### What to work on
Bring together all lines of the material below that contain the string "Task".

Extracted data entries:
------------------------------------------------------------

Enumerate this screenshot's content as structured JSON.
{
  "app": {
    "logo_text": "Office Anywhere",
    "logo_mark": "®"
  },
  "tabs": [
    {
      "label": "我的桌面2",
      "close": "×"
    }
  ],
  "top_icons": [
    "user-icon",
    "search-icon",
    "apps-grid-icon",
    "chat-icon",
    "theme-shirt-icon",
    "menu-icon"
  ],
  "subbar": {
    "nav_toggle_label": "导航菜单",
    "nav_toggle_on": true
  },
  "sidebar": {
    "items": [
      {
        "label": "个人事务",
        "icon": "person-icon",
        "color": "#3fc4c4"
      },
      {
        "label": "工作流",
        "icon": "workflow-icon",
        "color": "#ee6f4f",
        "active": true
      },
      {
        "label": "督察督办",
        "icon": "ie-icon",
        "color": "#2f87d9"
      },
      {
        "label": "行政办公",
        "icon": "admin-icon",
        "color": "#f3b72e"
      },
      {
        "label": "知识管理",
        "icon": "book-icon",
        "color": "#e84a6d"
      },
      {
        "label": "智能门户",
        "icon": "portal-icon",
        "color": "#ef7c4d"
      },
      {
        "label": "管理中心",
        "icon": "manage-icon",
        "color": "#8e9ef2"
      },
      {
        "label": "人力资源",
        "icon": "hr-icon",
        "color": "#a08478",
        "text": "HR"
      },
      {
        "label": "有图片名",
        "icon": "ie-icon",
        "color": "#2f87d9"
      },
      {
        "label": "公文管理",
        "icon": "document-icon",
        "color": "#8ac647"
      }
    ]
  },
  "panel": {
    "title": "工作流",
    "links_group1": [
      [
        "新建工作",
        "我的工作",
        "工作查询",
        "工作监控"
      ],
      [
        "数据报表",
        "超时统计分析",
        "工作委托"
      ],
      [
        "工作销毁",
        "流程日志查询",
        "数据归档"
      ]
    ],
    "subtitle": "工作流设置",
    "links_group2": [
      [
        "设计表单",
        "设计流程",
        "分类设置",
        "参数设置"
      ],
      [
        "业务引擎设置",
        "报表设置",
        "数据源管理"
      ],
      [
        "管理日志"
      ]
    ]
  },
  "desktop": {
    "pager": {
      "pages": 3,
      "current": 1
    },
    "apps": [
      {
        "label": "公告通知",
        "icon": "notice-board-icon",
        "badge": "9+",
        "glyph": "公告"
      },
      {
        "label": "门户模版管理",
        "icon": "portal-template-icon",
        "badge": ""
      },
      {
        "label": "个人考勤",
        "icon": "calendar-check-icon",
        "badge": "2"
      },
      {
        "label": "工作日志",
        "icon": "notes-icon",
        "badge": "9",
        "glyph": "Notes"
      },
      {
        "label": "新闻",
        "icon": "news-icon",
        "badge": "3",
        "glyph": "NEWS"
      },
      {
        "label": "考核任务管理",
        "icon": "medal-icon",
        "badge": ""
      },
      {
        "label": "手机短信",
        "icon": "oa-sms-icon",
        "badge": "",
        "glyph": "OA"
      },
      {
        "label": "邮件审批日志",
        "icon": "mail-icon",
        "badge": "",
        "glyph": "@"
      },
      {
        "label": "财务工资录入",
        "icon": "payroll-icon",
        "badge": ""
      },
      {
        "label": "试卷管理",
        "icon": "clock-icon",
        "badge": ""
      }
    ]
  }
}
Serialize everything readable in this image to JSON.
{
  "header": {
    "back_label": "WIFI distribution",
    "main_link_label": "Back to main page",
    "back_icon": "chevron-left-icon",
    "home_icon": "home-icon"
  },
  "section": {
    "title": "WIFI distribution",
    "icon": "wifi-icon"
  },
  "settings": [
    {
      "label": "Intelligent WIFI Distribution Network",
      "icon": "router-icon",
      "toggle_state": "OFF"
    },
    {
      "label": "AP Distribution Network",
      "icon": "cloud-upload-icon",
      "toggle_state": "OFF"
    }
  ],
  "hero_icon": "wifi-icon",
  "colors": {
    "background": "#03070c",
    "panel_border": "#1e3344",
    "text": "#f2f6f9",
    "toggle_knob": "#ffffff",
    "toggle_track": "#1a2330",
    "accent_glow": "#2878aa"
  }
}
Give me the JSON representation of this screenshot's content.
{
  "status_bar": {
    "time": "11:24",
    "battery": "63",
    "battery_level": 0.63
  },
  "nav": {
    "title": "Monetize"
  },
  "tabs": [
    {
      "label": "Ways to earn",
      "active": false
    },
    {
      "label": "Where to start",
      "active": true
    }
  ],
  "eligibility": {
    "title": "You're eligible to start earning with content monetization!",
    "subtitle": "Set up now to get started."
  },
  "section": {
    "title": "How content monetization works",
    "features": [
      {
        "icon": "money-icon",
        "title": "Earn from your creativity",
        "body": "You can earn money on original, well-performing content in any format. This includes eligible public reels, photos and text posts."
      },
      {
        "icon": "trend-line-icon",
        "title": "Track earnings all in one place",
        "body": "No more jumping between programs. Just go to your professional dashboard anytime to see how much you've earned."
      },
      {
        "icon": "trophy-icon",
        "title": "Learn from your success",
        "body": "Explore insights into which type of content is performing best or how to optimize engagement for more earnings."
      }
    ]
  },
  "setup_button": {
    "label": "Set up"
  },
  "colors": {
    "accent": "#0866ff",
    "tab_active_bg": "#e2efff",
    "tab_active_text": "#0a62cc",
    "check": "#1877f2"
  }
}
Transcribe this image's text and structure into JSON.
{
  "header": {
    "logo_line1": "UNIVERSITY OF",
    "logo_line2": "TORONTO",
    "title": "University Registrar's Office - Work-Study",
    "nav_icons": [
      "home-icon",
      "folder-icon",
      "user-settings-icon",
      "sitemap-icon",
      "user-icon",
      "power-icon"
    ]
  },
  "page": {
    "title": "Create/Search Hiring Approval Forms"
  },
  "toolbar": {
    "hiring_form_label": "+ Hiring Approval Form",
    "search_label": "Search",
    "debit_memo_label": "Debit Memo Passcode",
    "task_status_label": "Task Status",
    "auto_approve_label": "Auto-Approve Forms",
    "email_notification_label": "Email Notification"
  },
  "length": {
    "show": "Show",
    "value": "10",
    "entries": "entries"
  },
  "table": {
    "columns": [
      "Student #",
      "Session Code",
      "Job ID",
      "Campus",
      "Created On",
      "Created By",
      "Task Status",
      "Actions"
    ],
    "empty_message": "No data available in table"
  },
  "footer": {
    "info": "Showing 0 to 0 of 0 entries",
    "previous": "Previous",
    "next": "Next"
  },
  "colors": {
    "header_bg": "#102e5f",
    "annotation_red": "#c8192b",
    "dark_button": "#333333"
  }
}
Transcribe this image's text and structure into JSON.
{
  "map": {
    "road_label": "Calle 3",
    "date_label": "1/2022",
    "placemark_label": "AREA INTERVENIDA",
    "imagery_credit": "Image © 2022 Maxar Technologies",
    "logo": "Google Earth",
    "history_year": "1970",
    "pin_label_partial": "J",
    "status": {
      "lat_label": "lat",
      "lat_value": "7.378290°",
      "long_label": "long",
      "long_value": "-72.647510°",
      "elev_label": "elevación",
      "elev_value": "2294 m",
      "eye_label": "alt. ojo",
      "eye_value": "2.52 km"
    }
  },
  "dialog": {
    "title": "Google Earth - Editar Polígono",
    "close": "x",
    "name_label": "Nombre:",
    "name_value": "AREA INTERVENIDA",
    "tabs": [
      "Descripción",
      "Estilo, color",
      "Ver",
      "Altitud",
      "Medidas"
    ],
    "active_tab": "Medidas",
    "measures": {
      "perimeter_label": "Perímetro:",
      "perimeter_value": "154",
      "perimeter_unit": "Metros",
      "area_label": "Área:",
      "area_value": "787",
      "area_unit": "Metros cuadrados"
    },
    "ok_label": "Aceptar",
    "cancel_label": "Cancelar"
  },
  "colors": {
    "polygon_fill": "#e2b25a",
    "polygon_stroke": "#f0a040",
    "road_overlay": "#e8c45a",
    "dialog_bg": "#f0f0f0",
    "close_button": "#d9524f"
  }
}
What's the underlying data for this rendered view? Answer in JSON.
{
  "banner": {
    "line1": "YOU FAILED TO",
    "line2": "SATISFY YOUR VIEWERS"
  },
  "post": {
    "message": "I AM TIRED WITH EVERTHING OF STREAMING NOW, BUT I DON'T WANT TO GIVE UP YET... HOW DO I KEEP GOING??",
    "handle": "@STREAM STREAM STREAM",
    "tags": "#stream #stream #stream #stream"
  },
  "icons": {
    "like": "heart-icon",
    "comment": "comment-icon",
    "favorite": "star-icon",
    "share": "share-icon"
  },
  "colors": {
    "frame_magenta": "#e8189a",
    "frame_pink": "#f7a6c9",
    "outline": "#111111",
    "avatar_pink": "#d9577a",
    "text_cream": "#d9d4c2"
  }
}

------------------------------------------------------------

### Response for this exercise
    "task_status_label": "Task Status",
      "Task Status",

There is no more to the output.